=== Task directions ===
Below is some material; set it all down exactly, apart from the pictures.

══ Data for this task ══

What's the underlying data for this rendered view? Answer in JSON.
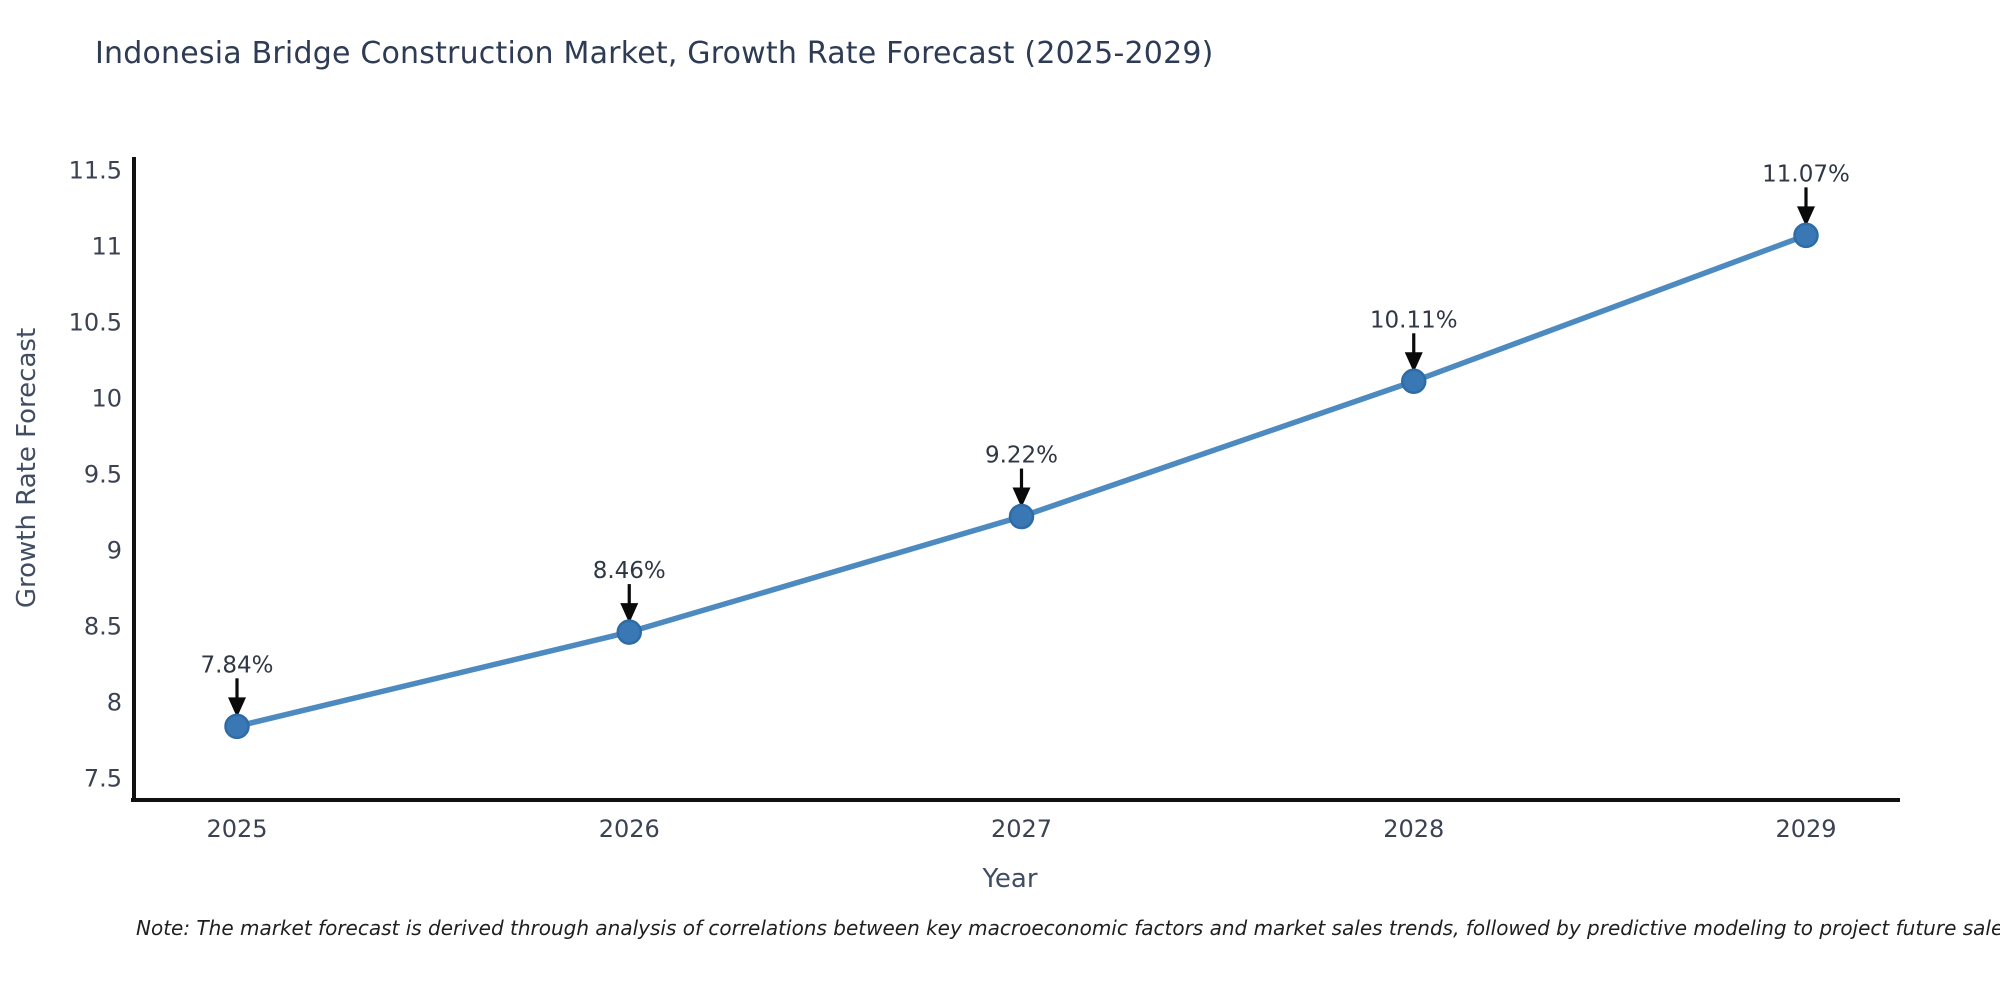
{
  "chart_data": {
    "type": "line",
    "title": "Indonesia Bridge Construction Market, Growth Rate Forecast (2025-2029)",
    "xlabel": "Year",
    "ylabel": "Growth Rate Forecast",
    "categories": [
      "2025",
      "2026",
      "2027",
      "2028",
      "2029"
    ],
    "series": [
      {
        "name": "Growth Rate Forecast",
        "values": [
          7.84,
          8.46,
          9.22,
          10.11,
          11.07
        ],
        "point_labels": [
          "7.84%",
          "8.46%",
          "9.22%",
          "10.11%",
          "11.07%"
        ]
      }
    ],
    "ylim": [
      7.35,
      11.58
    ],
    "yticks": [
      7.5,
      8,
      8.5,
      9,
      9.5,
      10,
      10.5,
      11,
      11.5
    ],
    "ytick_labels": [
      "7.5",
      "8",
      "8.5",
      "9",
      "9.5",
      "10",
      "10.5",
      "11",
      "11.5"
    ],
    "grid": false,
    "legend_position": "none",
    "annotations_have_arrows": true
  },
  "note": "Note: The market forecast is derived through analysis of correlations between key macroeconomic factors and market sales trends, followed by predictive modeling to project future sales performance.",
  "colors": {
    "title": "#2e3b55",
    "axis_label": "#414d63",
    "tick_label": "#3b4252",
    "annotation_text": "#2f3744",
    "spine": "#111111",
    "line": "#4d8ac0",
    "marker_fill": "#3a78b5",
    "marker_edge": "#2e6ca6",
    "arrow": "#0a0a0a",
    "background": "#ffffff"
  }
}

═══

=== Correct answer ===
What's the underlying data for this rendered view? Answer in JSON.
{
  "chart_data": {
    "type": "line",
    "title": "Indonesia Bridge Construction Market, Growth Rate Forecast (2025-2029)",
    "xlabel": "Year",
    "ylabel": "Growth Rate Forecast",
    "categories": [
      "2025",
      "2026",
      "2027",
      "2028",
      "2029"
    ],
    "series": [
      {
        "name": "Growth Rate Forecast",
        "values": [
          7.84,
          8.46,
          9.22,
          10.11,
          11.07
        ],
        "point_labels": [
          "7.84%",
          "8.46%",
          "9.22%",
          "10.11%",
          "11.07%"
        ]
      }
    ],
    "ylim": [
      7.35,
      11.58
    ],
    "yticks": [
      7.5,
      8,
      8.5,
      9,
      9.5,
      10,
      10.5,
      11,
      11.5
    ],
    "ytick_labels": [
      "7.5",
      "8",
      "8.5",
      "9",
      "9.5",
      "10",
      "10.5",
      "11",
      "11.5"
    ],
    "grid": false,
    "legend_position": "none",
    "annotations_have_arrows": true
  },
  "note": "Note: The market forecast is derived through analysis of correlations between key macroeconomic factors and market sales trends, followed by predictive modeling to project future sales performance.",
  "colors": {
    "title": "#2e3b55",
    "axis_label": "#414d63",
    "tick_label": "#3b4252",
    "annotation_text": "#2f3744",
    "spine": "#111111",
    "line": "#4d8ac0",
    "marker_fill": "#3a78b5",
    "marker_edge": "#2e6ca6",
    "arrow": "#0a0a0a",
    "background": "#ffffff"
  }
}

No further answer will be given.